◆ **練習要求**:
A. 閱讀關於離地攻擊的節選文字，列出其中所說攻擊者利用系統原生工具可進行的全部後續攻擊行為。
B. 請抄錄關於離地攻擊的節選文字，從「無文件攻擊通常包括對 Microsoft Windows」起，到「據，橫向擴展，維持訪問等等。」止，末尾這幾個字也要抄入。

◆ **節選文字**:
* * *

前言

無文件攻擊通常包括對 Microsoft Windows 眾多內建工具的濫用。這些工具使得攻擊者輕松地從一個階段“跳轉”到另一個階段，無需執行任何編譯的二進制可執行文件，這種攻擊方式被稱為“離地攻擊”。 

什么是離地攻擊?

“離地攻擊”是網絡犯罪分子用來進行網絡攻擊的策略之一，一旦攻擊者的惡意代碼能與本地程序進行交互，那么攻擊者就有可能利用系統的原生工具進行下一步攻擊，包括下載附帶的其他惡意代碼，啟動程序，執行腳本，竊取數據，橫向擴展，維持訪問等等。

* * *

(資料集條目)
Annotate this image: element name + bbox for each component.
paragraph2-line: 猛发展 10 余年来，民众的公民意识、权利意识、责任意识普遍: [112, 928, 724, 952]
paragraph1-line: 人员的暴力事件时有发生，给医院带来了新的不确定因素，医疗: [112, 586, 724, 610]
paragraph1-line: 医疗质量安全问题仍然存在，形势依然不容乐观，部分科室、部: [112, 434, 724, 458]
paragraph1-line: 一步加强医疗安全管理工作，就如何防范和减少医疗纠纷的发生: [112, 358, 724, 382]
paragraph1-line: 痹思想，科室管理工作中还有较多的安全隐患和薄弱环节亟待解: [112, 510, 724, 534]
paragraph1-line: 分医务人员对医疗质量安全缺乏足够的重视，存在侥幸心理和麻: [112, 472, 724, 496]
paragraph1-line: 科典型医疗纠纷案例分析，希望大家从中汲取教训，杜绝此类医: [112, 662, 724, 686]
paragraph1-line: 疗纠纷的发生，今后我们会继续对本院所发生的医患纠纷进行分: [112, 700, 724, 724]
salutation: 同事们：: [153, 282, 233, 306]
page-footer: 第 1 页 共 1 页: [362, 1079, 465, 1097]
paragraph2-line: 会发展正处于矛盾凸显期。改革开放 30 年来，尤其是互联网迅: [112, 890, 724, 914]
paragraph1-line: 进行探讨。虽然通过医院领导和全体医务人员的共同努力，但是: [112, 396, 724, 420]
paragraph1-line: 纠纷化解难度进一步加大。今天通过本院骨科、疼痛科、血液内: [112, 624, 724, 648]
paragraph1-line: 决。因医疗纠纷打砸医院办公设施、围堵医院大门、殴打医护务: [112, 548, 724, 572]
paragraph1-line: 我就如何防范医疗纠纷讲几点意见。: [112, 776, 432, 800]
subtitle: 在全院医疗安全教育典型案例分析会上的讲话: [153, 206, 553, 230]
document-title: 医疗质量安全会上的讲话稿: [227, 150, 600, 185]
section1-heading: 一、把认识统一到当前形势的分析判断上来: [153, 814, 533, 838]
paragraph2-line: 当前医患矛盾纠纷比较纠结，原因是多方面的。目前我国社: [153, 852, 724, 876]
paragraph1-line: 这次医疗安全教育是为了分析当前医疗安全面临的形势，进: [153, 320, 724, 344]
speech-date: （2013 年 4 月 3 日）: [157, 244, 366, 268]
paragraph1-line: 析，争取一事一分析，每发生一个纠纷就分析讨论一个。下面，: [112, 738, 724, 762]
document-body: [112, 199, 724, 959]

* * *

◆ **參考答案**:
A.
下載附帶的其他惡意代碼
啟動程序
執行腳本
竊取數據
橫向擴展
維持訪問

B.
無文件攻擊通常包括對 Microsoft Windows 眾多內建工具的濫用。這些工具使得攻擊者輕松地從一個階段“跳轉”到另一個階段，無需執行任何編譯的二進制可執行文件，這種攻擊方式被稱為“離地攻擊”。 

什么是離地攻擊?

“離地攻擊”是網絡犯罪分子用來進行網絡攻擊的策略之一，一旦攻擊者的惡意代碼能與本地程序進行交互，那么攻擊者就有可能利用系統的原生工具進行下一步攻擊，包括下載附帶的其他惡意代碼，啟動程序，執行腳本，竊取數據，橫向擴展，維持訪問等等。